Dans le site NATURA 2000
Baie et cap d’Antibes,
îles de Lérins »
RETOUR D’EXPERIENCE
Les pêcheurs de la Prud’homie d’Antibes Juan les Pins Golfe Juan, partenaires du projet travaillent quotidiennement sur le site Natura 2000 « Baie et Cap d’Antibes – Iles de Lérins ». Ce site remarquable d’une superficie de 13 .598 ha, dont 98 % de surface maritime, recèle une grande quantité d’espèces, animales ou végétales à préserver et à protéger.
Les pêcheurs en activité sur cette zone sont tout à fait conscients de l’importance à préserver le milieu dans lequel ils évoluent. La pêche professionnelle exercée dans le Département est une pêche aux petits métiers utilisant principalement des engins de type filet ou palangre ; mais les conditions météo ou l’affluence des navires de plaisance, surtout en période estivale, peuvent entraîner la perte involontaire des engins. En règle générale, les pêcheurs tentent de les récupérer car ils représentent un investissement financier conséquent (certains filets peuvent aller jusqu’à 1500 / 2000 Euros pièce).

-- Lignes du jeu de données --
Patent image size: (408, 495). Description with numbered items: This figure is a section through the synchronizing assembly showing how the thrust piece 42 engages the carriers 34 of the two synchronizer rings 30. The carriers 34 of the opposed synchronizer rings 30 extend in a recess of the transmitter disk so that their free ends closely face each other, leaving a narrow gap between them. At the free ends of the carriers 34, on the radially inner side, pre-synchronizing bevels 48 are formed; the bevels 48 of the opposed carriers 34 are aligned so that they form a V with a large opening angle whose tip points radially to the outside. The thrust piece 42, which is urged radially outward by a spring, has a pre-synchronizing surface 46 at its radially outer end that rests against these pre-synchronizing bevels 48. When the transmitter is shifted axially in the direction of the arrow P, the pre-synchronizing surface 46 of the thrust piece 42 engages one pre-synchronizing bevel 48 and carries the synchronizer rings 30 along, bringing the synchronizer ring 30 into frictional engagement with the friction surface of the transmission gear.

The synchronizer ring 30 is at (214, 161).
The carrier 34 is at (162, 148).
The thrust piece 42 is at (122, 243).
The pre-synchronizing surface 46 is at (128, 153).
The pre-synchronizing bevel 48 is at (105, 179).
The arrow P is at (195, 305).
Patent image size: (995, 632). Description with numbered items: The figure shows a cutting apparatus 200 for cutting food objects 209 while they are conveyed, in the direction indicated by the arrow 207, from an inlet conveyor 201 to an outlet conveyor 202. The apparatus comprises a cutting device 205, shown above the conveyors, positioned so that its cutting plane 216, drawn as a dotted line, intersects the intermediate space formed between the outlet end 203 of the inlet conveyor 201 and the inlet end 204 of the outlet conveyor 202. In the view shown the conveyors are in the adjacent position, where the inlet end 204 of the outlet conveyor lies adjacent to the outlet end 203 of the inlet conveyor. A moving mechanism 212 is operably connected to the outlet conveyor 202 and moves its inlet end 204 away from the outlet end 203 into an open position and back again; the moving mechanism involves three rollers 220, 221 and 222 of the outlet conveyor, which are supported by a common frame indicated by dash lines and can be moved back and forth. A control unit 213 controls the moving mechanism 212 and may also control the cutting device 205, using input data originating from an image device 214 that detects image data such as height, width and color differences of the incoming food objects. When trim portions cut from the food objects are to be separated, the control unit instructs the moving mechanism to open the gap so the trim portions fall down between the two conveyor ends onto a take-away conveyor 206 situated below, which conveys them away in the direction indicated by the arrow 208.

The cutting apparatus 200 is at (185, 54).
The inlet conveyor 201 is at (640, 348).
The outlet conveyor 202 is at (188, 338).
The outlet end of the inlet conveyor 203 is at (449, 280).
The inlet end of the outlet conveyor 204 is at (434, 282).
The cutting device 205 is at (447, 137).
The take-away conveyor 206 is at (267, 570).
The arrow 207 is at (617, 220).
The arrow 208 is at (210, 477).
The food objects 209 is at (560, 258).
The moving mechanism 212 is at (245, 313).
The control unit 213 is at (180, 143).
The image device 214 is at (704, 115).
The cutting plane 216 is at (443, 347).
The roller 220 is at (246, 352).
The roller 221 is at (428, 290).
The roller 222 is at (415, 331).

-- Objectif --
Résumez le texte fourni en deux phrases. Les lignes constituent un matériau distinct du texte fourni.

-- Corrigé --
Les pêcheurs de la Prud'homie d'Antibes Juan les Pins Golfe Juan, partenaires du projet, travaillent chaque jour sur le site Natura 2000 « Baie et Cap d'Antibes – Iles de Lérins », un site remarquable à 98 % maritime qui abrite de nombreuses espèces animales ou végétales à préserver. Conscients de l'importance de protéger ce milieu, ces pêcheurs aux petits métiers, qui utilisent surtout des filets ou des palangres, perdent parfois involontairement leurs engins à cause de la météo ou de l'affluence des navires de plaisance, et tentent généralement de les récupérer en raison de leur coût élevé.